### Task to complete
Below is a listing; write it out exactly and drop any images from it.

### Records for processing
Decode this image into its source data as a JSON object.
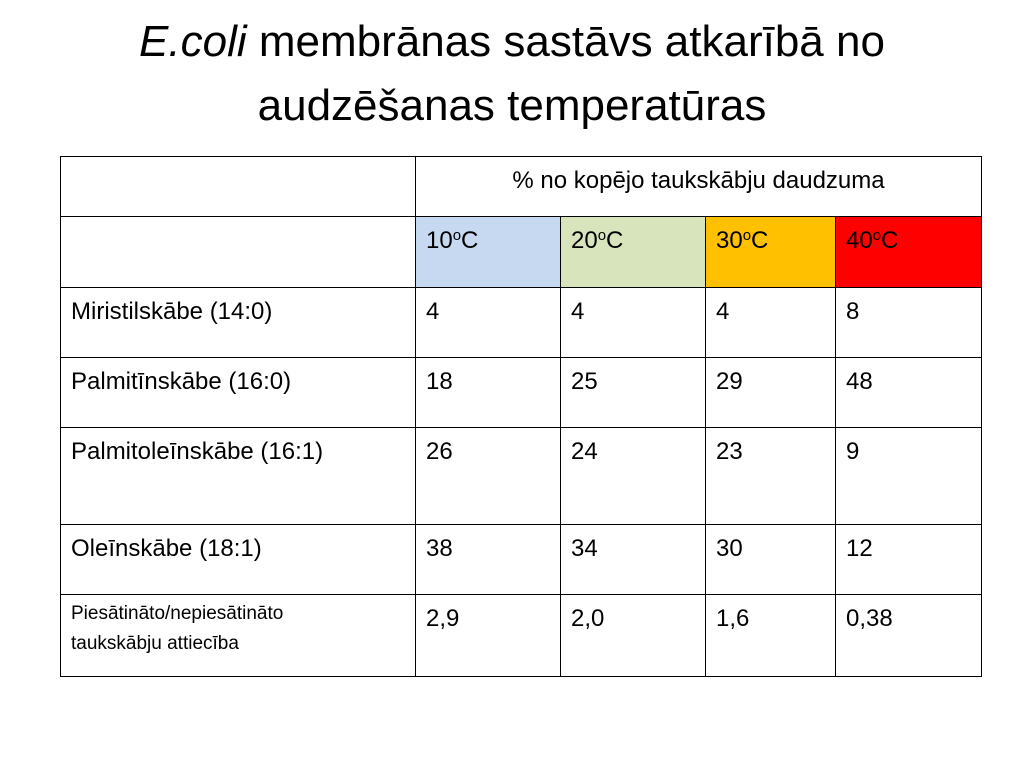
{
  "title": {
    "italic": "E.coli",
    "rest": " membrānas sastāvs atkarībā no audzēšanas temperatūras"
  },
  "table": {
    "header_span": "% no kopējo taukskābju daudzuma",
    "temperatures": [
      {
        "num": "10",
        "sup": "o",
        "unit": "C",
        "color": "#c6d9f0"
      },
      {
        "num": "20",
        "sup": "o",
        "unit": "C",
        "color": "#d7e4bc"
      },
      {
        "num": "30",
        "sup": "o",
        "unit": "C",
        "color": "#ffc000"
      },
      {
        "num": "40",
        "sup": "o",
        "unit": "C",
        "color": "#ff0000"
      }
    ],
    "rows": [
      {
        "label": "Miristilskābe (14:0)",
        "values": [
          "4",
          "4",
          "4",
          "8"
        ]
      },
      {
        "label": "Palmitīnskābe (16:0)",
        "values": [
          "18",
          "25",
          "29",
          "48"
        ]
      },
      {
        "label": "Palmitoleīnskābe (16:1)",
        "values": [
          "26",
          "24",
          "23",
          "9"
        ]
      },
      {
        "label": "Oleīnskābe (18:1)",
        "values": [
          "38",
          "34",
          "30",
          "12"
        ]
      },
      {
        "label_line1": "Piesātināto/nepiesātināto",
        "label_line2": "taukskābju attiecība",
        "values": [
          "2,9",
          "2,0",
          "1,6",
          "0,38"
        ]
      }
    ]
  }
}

### Output of the exercise
Decode this image into its source data as a JSON object.
{
  "title": {
    "italic": "E.coli",
    "rest": " membrānas sastāvs atkarībā no audzēšanas temperatūras"
  },
  "table": {
    "header_span": "% no kopējo taukskābju daudzuma",
    "temperatures": [
      {
        "num": "10",
        "sup": "o",
        "unit": "C",
        "color": "#c6d9f0"
      },
      {
        "num": "20",
        "sup": "o",
        "unit": "C",
        "color": "#d7e4bc"
      },
      {
        "num": "30",
        "sup": "o",
        "unit": "C",
        "color": "#ffc000"
      },
      {
        "num": "40",
        "sup": "o",
        "unit": "C",
        "color": "#ff0000"
      }
    ],
    "rows": [
      {
        "label": "Miristilskābe (14:0)",
        "values": [
          "4",
          "4",
          "4",
          "8"
        ]
      },
      {
        "label": "Palmitīnskābe (16:0)",
        "values": [
          "18",
          "25",
          "29",
          "48"
        ]
      },
      {
        "label": "Palmitoleīnskābe (16:1)",
        "values": [
          "26",
          "24",
          "23",
          "9"
        ]
      },
      {
        "label": "Oleīnskābe (18:1)",
        "values": [
          "38",
          "34",
          "30",
          "12"
        ]
      },
      {
        "label_line1": "Piesātināto/nepiesātināto",
        "label_line2": "taukskābju attiecība",
        "values": [
          "2,9",
          "2,0",
          "1,6",
          "0,38"
        ]
      }
    ]
  }
}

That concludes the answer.